··· Dataset extract

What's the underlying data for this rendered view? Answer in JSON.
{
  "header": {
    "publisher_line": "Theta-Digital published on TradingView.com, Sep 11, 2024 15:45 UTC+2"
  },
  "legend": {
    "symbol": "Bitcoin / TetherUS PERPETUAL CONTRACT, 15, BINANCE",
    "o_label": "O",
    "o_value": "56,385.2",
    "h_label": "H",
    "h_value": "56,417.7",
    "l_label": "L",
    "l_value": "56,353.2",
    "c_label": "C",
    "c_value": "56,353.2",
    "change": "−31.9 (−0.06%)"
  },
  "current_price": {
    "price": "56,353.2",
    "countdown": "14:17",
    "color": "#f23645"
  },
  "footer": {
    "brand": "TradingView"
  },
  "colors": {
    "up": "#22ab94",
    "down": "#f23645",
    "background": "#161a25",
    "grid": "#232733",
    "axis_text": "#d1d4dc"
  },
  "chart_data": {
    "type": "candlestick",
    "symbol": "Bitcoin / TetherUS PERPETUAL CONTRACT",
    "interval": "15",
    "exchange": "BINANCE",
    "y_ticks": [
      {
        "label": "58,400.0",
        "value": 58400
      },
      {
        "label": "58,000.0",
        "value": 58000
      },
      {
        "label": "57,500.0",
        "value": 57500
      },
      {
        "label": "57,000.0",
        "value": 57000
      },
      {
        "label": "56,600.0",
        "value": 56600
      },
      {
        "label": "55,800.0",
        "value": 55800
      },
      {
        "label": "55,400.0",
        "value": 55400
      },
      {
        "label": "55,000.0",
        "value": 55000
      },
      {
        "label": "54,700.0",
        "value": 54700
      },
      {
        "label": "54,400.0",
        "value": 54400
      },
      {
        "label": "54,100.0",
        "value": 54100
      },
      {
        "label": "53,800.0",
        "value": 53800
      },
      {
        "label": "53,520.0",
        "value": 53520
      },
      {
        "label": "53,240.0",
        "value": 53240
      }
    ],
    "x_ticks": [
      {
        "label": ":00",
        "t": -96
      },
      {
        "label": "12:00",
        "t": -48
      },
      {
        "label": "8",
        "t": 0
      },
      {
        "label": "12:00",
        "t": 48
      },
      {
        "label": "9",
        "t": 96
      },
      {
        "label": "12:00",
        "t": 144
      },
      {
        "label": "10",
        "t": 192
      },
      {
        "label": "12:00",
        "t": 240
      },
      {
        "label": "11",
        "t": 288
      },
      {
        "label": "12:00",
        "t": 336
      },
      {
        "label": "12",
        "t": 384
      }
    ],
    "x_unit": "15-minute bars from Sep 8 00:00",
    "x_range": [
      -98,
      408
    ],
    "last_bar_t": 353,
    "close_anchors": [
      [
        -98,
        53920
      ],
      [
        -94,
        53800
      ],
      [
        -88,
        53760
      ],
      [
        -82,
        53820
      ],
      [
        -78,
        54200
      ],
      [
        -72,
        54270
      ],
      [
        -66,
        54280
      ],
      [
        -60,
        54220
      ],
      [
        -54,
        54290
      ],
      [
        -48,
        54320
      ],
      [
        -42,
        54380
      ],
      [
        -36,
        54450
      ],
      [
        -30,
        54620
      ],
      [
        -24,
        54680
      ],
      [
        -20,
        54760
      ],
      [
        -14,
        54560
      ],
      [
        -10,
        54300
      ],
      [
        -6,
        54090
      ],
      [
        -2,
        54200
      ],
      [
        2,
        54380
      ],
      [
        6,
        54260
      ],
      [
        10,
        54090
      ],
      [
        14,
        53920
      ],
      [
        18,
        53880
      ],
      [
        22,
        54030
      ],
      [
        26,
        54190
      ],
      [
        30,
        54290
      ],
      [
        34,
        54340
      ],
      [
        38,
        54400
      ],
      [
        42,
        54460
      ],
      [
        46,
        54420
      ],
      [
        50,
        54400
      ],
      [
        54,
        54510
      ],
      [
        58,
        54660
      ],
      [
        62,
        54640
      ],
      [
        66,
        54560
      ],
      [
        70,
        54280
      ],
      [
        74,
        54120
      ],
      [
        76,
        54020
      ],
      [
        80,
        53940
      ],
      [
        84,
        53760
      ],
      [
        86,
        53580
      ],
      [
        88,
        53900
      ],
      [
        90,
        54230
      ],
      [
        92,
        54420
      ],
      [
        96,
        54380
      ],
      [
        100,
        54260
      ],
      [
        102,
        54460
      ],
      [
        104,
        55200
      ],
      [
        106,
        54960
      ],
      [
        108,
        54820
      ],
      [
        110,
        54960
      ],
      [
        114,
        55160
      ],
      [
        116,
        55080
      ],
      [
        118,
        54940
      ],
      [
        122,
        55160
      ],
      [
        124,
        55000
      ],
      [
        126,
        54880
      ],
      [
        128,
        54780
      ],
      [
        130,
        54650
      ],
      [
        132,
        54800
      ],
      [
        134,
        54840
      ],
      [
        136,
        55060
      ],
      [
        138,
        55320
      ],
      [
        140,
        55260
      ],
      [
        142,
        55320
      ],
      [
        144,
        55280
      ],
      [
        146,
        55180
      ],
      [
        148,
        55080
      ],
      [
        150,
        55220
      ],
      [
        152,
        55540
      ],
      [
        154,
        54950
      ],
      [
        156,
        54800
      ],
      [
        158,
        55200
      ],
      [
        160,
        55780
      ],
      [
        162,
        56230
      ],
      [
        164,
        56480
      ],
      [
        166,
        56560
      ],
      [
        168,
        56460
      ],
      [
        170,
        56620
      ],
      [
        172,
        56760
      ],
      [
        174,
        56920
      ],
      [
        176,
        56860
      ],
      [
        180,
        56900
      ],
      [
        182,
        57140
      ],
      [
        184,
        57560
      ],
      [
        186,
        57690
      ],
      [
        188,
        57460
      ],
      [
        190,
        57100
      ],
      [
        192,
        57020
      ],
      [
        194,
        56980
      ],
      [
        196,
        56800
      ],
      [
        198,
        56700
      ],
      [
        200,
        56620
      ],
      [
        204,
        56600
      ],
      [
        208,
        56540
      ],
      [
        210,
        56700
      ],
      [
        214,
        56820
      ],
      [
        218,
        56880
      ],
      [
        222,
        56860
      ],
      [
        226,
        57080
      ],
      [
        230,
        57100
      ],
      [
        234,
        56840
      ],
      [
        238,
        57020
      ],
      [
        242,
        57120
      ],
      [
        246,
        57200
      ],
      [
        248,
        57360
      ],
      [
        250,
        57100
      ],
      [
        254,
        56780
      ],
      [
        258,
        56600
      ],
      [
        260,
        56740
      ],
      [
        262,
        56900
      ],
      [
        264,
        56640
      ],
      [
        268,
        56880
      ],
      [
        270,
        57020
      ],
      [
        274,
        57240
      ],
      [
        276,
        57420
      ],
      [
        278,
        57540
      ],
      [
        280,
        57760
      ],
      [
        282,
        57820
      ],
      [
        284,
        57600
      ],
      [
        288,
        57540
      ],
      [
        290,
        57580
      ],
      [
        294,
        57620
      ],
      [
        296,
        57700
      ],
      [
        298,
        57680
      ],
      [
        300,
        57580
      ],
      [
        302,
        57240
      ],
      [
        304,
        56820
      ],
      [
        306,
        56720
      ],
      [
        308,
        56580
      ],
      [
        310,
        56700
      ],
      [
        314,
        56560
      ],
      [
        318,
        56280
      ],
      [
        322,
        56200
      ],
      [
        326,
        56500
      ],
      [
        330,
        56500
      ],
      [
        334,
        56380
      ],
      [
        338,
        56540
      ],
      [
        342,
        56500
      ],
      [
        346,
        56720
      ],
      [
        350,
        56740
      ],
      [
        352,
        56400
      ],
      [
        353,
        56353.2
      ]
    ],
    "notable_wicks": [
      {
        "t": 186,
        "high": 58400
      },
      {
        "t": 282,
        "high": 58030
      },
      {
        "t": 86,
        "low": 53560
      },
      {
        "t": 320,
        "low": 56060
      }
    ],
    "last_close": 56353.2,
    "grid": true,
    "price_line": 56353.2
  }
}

······

**Aim of the exercise:** List the lines that contain the word "symbol".

**Expected answer:**
    "symbol": "Bitcoin / TetherUS PERPETUAL CONTRACT, 15, BINANCE",
    "symbol": "Bitcoin / TetherUS PERPETUAL CONTRACT",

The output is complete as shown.